◆ Given problem ◆
Could you copy the rows word for word, starting from the first row and continuing through the line containing "y-tick-label-2: 100 (53, 154, 76, 168)", including that line?

◆ Data to process ◆

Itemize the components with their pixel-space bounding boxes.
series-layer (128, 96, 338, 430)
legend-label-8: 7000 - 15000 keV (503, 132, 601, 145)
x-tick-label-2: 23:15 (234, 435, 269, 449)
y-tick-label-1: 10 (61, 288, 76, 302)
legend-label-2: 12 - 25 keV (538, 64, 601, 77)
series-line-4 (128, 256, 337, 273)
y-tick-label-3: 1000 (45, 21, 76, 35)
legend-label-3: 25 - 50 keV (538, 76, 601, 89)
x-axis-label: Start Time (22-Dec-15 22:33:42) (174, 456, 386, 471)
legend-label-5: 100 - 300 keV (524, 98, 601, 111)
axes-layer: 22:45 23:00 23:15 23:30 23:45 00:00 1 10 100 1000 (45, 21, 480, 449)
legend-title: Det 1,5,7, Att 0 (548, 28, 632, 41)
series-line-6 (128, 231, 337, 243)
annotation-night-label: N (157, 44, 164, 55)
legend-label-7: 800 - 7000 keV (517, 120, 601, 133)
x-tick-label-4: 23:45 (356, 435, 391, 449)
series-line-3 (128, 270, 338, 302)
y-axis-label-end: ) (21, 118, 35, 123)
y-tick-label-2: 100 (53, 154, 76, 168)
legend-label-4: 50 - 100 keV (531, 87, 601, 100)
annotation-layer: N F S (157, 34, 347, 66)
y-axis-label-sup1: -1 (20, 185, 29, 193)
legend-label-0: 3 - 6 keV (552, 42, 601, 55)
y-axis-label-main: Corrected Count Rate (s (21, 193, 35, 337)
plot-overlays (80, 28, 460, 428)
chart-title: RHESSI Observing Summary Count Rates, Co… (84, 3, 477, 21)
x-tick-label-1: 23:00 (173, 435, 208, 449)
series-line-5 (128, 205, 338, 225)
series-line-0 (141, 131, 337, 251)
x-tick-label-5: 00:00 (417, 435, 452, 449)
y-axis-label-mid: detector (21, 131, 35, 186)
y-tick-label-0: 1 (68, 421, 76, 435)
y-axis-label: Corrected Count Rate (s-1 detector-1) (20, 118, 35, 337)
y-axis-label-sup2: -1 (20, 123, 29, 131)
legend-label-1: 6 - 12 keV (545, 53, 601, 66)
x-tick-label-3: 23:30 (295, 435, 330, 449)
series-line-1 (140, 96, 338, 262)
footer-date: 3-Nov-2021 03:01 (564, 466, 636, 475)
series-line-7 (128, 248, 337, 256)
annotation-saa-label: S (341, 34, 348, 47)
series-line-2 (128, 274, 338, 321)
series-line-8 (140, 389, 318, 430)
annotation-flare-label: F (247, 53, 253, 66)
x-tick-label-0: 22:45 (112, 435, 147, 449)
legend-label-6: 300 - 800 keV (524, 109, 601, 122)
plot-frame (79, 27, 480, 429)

◆ Output of the exercise ◆
Itemize the components with their pixel-space bounding boxes.
series-layer (128, 96, 338, 430)
legend-label-8: 7000 - 15000 keV (503, 132, 601, 145)
x-tick-label-2: 23:15 (234, 435, 269, 449)
y-tick-label-1: 10 (61, 288, 76, 302)
legend-label-2: 12 - 25 keV (538, 64, 601, 77)
series-line-4 (128, 256, 337, 273)
y-tick-label-3: 1000 (45, 21, 76, 35)
legend-label-3: 25 - 50 keV (538, 76, 601, 89)
x-axis-label: Start Time (22-Dec-15 22:33:42) (174, 456, 386, 471)
legend-label-5: 100 - 300 keV (524, 98, 601, 111)
axes-layer: 22:45 23:00 23:15 23:30 23:45 00:00 1 10 100 1000 (45, 21, 480, 449)
legend-title: Det 1,5,7, Att 0 (548, 28, 632, 41)
series-line-6 (128, 231, 337, 243)
annotation-night-label: N (157, 44, 164, 55)
legend-label-7: 800 - 7000 keV (517, 120, 601, 133)
x-tick-label-4: 23:45 (356, 435, 391, 449)
series-line-3 (128, 270, 338, 302)
y-axis-label-end: ) (21, 118, 35, 123)
y-tick-label-2: 100 (53, 154, 76, 168)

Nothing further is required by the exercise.